(Chart and figure data)
■ ■ ■ ■ ■ ■ ■

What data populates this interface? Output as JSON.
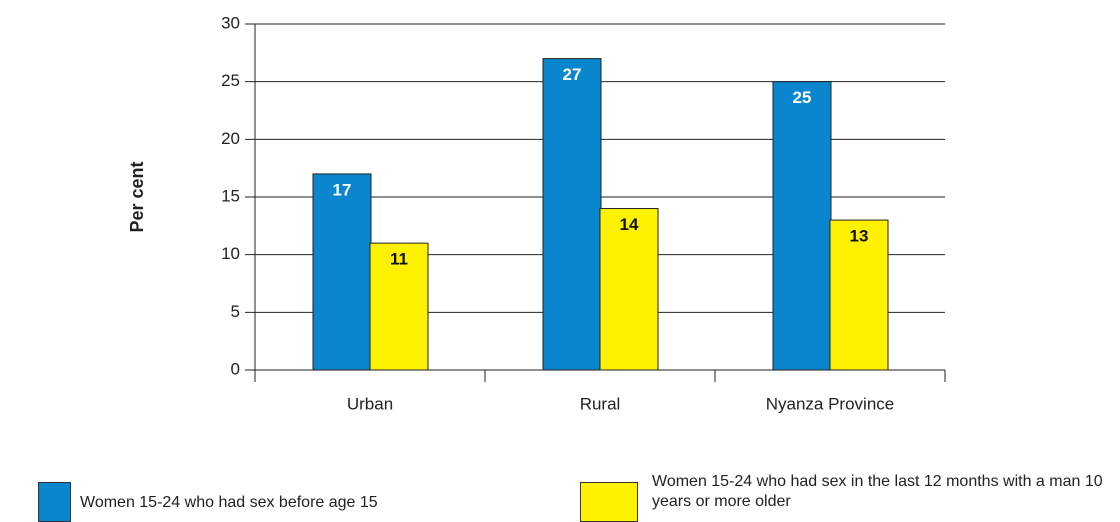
{
  "chart_data": {
    "type": "bar",
    "y_label": "Per cent",
    "categories": [
      "Urban",
      "Rural",
      "Nyanza Province"
    ],
    "series": [
      {
        "name": "Women 15-24 who had sex before age 15",
        "color": "#0a86cf",
        "values": [
          17,
          27,
          25
        ]
      },
      {
        "name": "Women 15-24 who had sex in the last 12 months with a man 10 years or more older",
        "color": "#fff200",
        "values": [
          11,
          14,
          13
        ]
      }
    ],
    "ylim": [
      0,
      30
    ],
    "yticks": [
      0,
      5,
      10,
      15,
      20,
      25,
      30
    ],
    "grid": true
  }
}
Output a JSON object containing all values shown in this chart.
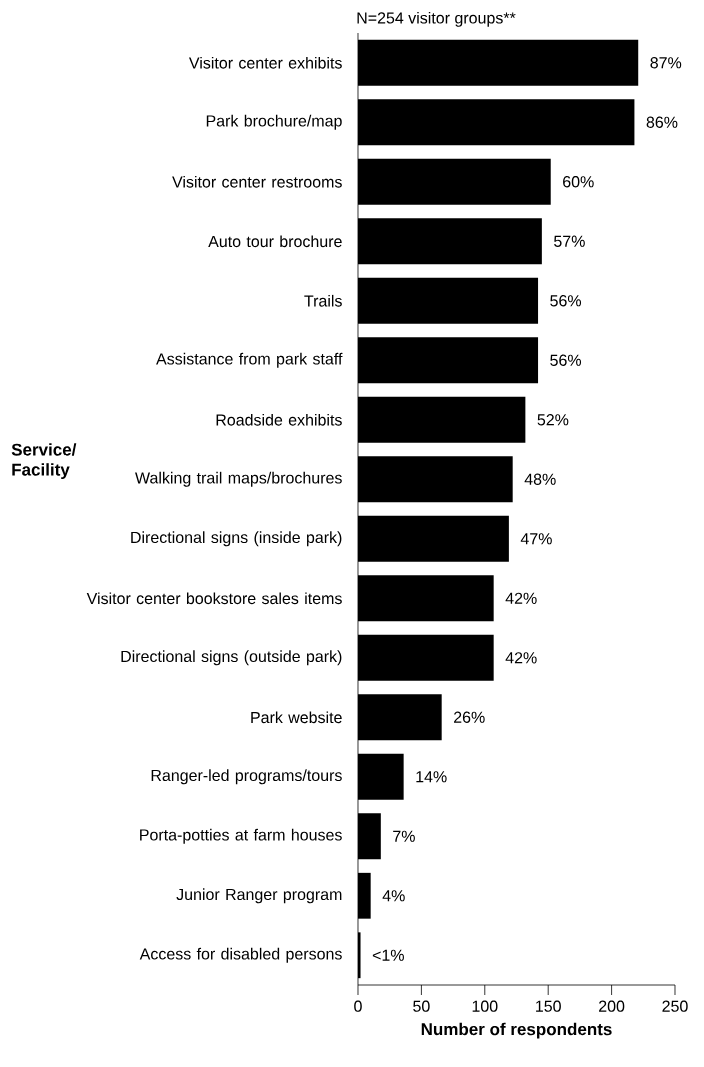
{
  "chart_data": {
    "type": "bar",
    "orientation": "horizontal",
    "title": "N=254 visitor groups**",
    "xlabel": "Number of respondents",
    "ylabel": "Service/ Facility",
    "categories": [
      "Visitor center exhibits",
      "Park brochure/map",
      "Visitor center restrooms",
      "Auto tour brochure",
      "Trails",
      "Assistance from park staff",
      "Roadside exhibits",
      "Walking trail maps/brochures",
      "Directional signs (inside park)",
      "Visitor center bookstore sales items",
      "Directional signs (outside park)",
      "Park website",
      "Ranger-led programs/tours",
      "Porta-potties at farm houses",
      "Junior Ranger program",
      "Access for disabled persons"
    ],
    "values": [
      221,
      218,
      152,
      145,
      142,
      142,
      132,
      122,
      119,
      107,
      107,
      66,
      36,
      18,
      10,
      2
    ],
    "annotations": [
      {
        "text": "87%",
        "x": 221,
        "y": "Visitor center exhibits"
      },
      {
        "text": "86%",
        "x": 218,
        "y": "Park brochure/map"
      },
      {
        "text": "60%",
        "x": 152,
        "y": "Visitor center restrooms"
      },
      {
        "text": "57%",
        "x": 145,
        "y": "Auto tour brochure"
      },
      {
        "text": "56%",
        "x": 142,
        "y": "Trails"
      },
      {
        "text": "56%",
        "x": 142,
        "y": "Assistance from park staff"
      },
      {
        "text": "52%",
        "x": 132,
        "y": "Roadside exhibits"
      },
      {
        "text": "48%",
        "x": 122,
        "y": "Walking trail maps/brochures"
      },
      {
        "text": "47%",
        "x": 119,
        "y": "Directional signs (inside park)"
      },
      {
        "text": "42%",
        "x": 107,
        "y": "Visitor center bookstore sales items"
      },
      {
        "text": "42%",
        "x": 107,
        "y": "Directional signs (outside park)"
      },
      {
        "text": "26%",
        "x": 66,
        "y": "Park website"
      },
      {
        "text": "14%",
        "x": 36,
        "y": "Ranger-led programs/tours"
      },
      {
        "text": "7%",
        "x": 18,
        "y": "Porta-potties at farm houses"
      },
      {
        "text": "4%",
        "x": 10,
        "y": "Junior Ranger program"
      },
      {
        "text": "<1%",
        "x": 2,
        "y": "Access for disabled persons"
      }
    ],
    "color": "#000000",
    "xlim": [
      0,
      250
    ],
    "xticks": [
      0,
      50,
      100,
      150,
      200,
      250
    ],
    "grid": false
  }
}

■ ■ ■ ■ ■ ■ ■

■ **What the task requires**
Count the lines in the material above where the string "values" appears, then state only that count.

■ **Worked solution**
4